▸ **GOAL OF THE EXERCISE**: Show all lines holding "Approval".

Extracted records

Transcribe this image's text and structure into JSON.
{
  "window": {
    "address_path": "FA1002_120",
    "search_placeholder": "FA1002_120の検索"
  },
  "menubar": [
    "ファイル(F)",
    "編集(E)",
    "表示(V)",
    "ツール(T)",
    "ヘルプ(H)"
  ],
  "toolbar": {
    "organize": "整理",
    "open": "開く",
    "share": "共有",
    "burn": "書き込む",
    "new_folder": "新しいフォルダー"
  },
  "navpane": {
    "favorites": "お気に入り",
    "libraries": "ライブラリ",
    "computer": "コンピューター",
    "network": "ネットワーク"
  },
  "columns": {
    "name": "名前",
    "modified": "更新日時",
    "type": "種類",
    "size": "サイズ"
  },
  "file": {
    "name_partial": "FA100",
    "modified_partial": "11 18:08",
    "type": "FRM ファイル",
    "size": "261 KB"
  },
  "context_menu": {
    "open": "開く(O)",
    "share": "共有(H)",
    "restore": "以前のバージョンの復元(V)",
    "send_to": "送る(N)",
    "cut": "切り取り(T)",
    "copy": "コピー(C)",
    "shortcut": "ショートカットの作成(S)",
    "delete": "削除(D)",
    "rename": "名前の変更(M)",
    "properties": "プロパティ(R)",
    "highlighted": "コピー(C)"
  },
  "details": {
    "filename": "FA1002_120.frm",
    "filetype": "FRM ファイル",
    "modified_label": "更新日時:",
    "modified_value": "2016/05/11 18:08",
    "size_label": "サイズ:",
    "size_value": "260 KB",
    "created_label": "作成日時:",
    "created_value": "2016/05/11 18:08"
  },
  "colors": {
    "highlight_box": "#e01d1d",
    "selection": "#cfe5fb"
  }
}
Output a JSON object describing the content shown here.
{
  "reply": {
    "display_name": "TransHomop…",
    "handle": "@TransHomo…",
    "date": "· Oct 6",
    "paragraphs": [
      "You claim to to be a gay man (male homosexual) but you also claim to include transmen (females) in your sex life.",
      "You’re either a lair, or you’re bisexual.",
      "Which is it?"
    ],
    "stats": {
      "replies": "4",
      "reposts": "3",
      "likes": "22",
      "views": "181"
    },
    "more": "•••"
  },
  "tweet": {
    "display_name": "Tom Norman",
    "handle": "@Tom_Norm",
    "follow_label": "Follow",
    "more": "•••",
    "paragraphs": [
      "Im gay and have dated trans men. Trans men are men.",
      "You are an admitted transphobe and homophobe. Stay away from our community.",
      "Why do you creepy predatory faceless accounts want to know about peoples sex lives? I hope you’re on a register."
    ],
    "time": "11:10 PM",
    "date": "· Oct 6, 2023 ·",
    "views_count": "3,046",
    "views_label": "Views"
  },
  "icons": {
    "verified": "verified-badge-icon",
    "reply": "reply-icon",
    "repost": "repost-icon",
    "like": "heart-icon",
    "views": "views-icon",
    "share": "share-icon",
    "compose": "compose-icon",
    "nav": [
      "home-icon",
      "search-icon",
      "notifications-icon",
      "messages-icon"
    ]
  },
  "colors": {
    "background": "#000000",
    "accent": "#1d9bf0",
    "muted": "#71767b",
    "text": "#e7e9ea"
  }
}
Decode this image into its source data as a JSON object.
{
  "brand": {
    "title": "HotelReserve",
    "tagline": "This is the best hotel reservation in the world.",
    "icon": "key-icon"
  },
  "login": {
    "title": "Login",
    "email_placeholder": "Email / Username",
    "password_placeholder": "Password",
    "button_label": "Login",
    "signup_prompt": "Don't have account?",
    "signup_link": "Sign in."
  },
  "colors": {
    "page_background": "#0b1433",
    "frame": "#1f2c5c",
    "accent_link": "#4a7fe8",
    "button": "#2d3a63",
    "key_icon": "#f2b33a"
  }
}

==

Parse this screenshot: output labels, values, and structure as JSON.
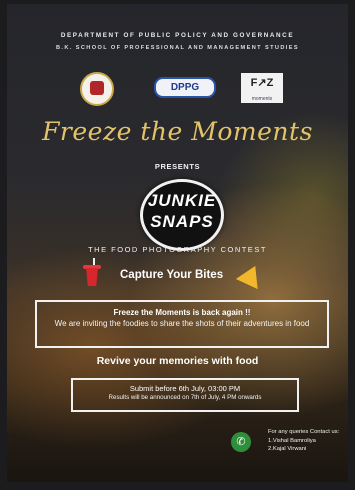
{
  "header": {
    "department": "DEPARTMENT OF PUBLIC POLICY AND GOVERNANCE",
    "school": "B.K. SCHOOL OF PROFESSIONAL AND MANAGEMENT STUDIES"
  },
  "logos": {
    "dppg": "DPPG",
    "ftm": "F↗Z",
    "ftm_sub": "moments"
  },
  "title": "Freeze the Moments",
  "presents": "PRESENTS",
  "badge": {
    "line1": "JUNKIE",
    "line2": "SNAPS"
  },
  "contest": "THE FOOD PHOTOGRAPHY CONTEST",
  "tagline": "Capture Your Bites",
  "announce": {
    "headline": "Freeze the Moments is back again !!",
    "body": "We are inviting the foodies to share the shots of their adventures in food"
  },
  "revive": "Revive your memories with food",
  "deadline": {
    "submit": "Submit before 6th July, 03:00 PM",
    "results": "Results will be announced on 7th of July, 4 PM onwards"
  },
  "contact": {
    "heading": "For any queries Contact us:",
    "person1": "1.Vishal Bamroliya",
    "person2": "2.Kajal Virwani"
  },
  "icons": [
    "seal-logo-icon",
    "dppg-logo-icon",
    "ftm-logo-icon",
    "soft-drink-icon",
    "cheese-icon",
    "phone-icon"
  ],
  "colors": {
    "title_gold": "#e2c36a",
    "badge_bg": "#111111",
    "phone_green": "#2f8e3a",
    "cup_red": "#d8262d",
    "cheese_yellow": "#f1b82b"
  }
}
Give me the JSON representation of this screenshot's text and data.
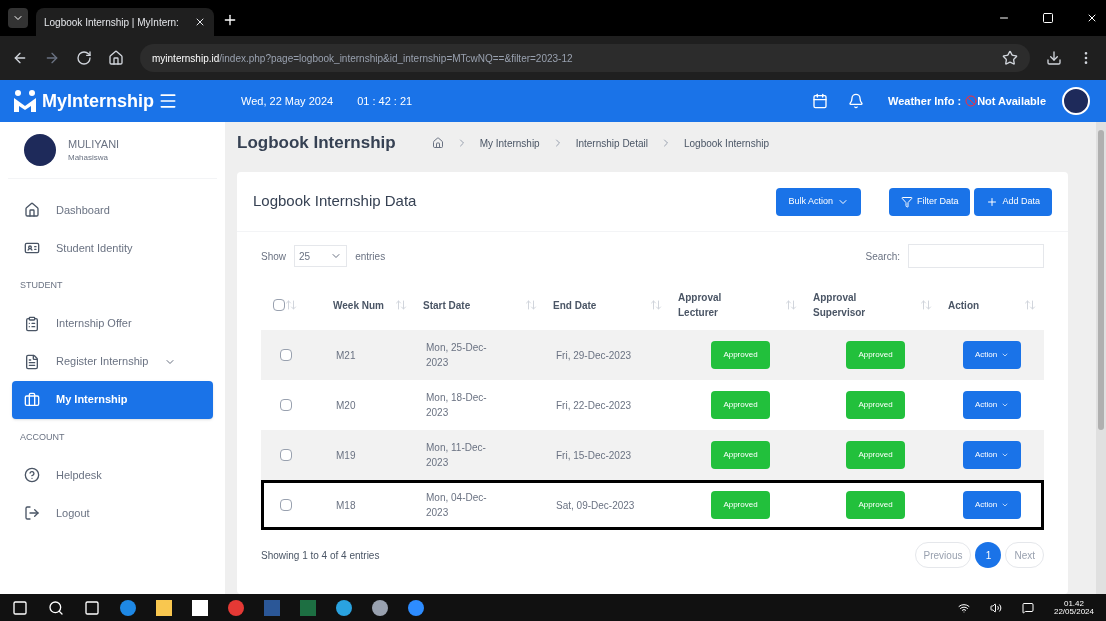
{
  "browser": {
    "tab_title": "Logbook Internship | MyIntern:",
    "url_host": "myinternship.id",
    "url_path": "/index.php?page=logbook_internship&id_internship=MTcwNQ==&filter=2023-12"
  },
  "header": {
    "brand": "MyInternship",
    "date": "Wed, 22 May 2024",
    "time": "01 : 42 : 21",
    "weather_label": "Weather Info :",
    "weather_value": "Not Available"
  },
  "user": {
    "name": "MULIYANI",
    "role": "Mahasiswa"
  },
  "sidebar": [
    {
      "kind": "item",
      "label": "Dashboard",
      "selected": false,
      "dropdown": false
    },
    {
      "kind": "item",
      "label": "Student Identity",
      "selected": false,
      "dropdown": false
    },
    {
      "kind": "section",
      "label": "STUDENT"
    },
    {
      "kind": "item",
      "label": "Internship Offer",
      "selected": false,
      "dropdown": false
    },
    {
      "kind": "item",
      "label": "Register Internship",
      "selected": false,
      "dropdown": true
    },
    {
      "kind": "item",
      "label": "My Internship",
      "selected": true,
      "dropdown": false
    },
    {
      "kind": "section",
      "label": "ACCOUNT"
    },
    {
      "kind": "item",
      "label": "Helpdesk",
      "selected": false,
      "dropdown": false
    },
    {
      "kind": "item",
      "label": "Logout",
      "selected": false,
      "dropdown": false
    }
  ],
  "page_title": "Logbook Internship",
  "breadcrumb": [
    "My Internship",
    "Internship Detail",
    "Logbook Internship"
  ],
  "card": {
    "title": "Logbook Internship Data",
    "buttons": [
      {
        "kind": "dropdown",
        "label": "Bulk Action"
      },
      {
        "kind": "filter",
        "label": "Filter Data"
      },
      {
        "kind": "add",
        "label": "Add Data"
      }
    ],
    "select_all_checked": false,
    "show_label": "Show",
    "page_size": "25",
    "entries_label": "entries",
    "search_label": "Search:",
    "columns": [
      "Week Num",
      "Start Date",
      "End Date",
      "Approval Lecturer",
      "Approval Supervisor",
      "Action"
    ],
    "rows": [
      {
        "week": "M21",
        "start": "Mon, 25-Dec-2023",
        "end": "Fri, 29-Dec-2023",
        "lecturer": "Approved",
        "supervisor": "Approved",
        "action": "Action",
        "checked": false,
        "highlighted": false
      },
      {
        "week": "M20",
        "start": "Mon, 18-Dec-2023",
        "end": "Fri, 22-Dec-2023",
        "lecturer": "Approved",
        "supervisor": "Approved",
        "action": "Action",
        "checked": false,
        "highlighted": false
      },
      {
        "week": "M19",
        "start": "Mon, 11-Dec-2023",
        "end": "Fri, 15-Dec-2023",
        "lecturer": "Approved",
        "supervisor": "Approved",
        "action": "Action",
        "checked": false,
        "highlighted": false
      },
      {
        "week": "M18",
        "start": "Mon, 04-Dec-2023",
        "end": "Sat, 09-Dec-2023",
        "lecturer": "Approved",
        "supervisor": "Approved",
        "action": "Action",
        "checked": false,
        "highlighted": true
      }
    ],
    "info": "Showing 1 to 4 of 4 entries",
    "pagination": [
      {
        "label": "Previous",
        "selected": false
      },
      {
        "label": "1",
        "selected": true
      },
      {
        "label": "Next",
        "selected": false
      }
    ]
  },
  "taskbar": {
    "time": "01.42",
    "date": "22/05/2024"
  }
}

▸ **RESPONSE TO THIS EXERCISE**:
      "Approval Lecturer",
      "Approval Supervisor",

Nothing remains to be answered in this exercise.